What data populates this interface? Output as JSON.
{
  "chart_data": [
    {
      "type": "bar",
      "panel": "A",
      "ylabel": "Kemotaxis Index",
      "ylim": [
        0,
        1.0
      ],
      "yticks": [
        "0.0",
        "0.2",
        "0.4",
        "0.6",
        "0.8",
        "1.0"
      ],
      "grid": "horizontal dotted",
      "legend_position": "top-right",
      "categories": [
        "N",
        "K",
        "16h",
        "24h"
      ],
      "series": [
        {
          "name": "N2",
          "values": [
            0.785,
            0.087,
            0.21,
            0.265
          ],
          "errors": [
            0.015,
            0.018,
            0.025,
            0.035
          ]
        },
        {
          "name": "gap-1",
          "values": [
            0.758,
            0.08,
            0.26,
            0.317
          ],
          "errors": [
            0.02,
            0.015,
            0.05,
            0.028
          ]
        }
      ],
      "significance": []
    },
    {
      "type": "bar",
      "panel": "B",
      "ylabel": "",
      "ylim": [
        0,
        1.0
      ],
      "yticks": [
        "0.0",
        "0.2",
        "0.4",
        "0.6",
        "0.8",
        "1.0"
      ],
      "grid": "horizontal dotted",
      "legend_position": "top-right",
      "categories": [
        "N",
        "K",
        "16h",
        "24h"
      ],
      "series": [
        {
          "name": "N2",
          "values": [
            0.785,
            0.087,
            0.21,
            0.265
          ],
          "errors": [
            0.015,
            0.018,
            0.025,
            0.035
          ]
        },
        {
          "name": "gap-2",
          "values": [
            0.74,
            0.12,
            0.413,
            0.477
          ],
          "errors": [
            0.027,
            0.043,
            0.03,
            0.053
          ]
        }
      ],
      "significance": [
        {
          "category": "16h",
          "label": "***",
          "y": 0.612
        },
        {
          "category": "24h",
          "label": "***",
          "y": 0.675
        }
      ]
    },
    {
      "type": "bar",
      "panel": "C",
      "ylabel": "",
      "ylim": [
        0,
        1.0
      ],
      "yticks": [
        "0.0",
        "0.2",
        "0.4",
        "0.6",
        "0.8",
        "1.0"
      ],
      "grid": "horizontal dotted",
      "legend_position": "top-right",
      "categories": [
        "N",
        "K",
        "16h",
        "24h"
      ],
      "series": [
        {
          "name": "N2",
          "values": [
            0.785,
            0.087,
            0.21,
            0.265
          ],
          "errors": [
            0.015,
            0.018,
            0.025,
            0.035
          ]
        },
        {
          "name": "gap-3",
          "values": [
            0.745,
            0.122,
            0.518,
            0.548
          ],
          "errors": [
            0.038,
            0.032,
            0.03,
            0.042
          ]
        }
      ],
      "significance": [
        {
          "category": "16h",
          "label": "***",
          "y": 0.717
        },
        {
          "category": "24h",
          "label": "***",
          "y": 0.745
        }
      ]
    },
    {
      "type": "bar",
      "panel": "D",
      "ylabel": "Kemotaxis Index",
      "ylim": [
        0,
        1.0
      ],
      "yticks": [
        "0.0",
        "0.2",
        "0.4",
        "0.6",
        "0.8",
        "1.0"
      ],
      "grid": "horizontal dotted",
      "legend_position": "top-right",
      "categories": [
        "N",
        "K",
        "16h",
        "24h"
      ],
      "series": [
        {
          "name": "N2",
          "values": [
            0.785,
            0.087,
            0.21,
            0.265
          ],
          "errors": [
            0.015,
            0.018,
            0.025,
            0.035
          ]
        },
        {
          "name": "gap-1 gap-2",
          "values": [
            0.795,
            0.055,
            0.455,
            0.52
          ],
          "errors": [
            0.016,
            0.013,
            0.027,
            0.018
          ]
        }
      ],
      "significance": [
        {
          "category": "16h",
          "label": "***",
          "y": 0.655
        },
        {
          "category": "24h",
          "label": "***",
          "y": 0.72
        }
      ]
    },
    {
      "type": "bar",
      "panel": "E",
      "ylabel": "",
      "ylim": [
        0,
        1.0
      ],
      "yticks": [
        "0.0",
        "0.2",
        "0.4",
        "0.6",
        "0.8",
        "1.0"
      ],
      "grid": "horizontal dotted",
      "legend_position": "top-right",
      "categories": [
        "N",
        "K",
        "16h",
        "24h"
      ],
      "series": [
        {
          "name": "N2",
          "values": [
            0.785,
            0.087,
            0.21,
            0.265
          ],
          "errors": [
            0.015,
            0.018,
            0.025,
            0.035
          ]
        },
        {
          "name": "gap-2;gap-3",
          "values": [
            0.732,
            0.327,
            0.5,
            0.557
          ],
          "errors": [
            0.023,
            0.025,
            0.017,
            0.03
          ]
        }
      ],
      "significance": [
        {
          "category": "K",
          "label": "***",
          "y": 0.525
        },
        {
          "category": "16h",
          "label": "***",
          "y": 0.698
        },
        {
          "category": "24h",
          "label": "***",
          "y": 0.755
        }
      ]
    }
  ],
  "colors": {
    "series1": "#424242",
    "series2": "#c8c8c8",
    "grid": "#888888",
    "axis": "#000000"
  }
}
★ ★ ★ ★ ★
• THE REQUEST
All of the data needs to be reproduced exactly, with no line missing.

• WRITTEN ANSWER
What data populates this interface? Output as JSON.
{
  "chart_data": [
    {
      "type": "bar",
      "panel": "A",
      "ylabel": "Kemotaxis Index",
      "ylim": [
        0,
        1.0
      ],
      "yticks": [
        "0.0",
        "0.2",
        "0.4",
        "0.6",
        "0.8",
        "1.0"
      ],
      "grid": "horizontal dotted",
      "legend_position": "top-right",
      "categories": [
        "N",
        "K",
        "16h",
        "24h"
      ],
      "series": [
        {
          "name": "N2",
          "values": [
            0.785,
            0.087,
            0.21,
            0.265
          ],
          "errors": [
            0.015,
            0.018,
            0.025,
            0.035
          ]
        },
        {
          "name": "gap-1",
          "values": [
            0.758,
            0.08,
            0.26,
            0.317
          ],
          "errors": [
            0.02,
            0.015,
            0.05,
            0.028
          ]
        }
      ],
      "significance": []
    },
    {
      "type": "bar",
      "panel": "B",
      "ylabel": "",
      "ylim": [
        0,
        1.0
      ],
      "yticks": [
        "0.0",
        "0.2",
        "0.4",
        "0.6",
        "0.8",
        "1.0"
      ],
      "grid": "horizontal dotted",
      "legend_position": "top-right",
      "categories": [
        "N",
        "K",
        "16h",
        "24h"
      ],
      "series": [
        {
          "name": "N2",
          "values": [
            0.785,
            0.087,
            0.21,
            0.265
          ],
          "errors": [
            0.015,
            0.018,
            0.025,
            0.035
          ]
        },
        {
          "name": "gap-2",
          "values": [
            0.74,
            0.12,
            0.413,
            0.477
          ],
          "errors": [
            0.027,
            0.043,
            0.03,
            0.053
          ]
        }
      ],
      "significance": [
        {
          "category": "16h",
          "label": "***",
          "y": 0.612
        },
        {
          "category": "24h",
          "label": "***",
          "y": 0.675
        }
      ]
    },
    {
      "type": "bar",
      "panel": "C",
      "ylabel": "",
      "ylim": [
        0,
        1.0
      ],
      "yticks": [
        "0.0",
        "0.2",
        "0.4",
        "0.6",
        "0.8",
        "1.0"
      ],
      "grid": "horizontal dotted",
      "legend_position": "top-right",
      "categories": [
        "N",
        "K",
        "16h",
        "24h"
      ],
      "series": [
        {
          "name": "N2",
          "values": [
            0.785,
            0.087,
            0.21,
            0.265
          ],
          "errors": [
            0.015,
            0.018,
            0.025,
            0.035
          ]
        },
        {
          "name": "gap-3",
          "values": [
            0.745,
            0.122,
            0.518,
            0.548
          ],
          "errors": [
            0.038,
            0.032,
            0.03,
            0.042
          ]
        }
      ],
      "significance": [
        {
          "category": "16h",
          "label": "***",
          "y": 0.717
        },
        {
          "category": "24h",
          "label": "***",
          "y": 0.745
        }
      ]
    },
    {
      "type": "bar",
      "panel": "D",
      "ylabel": "Kemotaxis Index",
      "ylim": [
        0,
        1.0
      ],
      "yticks": [
        "0.0",
        "0.2",
        "0.4",
        "0.6",
        "0.8",
        "1.0"
      ],
      "grid": "horizontal dotted",
      "legend_position": "top-right",
      "categories": [
        "N",
        "K",
        "16h",
        "24h"
      ],
      "series": [
        {
          "name": "N2",
          "values": [
            0.785,
            0.087,
            0.21,
            0.265
          ],
          "errors": [
            0.015,
            0.018,
            0.025,
            0.035
          ]
        },
        {
          "name": "gap-1 gap-2",
          "values": [
            0.795,
            0.055,
            0.455,
            0.52
          ],
          "errors": [
            0.016,
            0.013,
            0.027,
            0.018
          ]
        }
      ],
      "significance": [
        {
          "category": "16h",
          "label": "***",
          "y": 0.655
        },
        {
          "category": "24h",
          "label": "***",
          "y": 0.72
        }
      ]
    },
    {
      "type": "bar",
      "panel": "E",
      "ylabel": "",
      "ylim": [
        0,
        1.0
      ],
      "yticks": [
        "0.0",
        "0.2",
        "0.4",
        "0.6",
        "0.8",
        "1.0"
      ],
      "grid": "horizontal dotted",
      "legend_position": "top-right",
      "categories": [
        "N",
        "K",
        "16h",
        "24h"
      ],
      "series": [
        {
          "name": "N2",
          "values": [
            0.785,
            0.087,
            0.21,
            0.265
          ],
          "errors": [
            0.015,
            0.018,
            0.025,
            0.035
          ]
        },
        {
          "name": "gap-2;gap-3",
          "values": [
            0.732,
            0.327,
            0.5,
            0.557
          ],
          "errors": [
            0.023,
            0.025,
            0.017,
            0.03
          ]
        }
      ],
      "significance": [
        {
          "category": "K",
          "label": "***",
          "y": 0.525
        },
        {
          "category": "16h",
          "label": "***",
          "y": 0.698
        },
        {
          "category": "24h",
          "label": "***",
          "y": 0.755
        }
      ]
    }
  ],
  "colors": {
    "series1": "#424242",
    "series2": "#c8c8c8",
    "grid": "#888888",
    "axis": "#000000"
  }
}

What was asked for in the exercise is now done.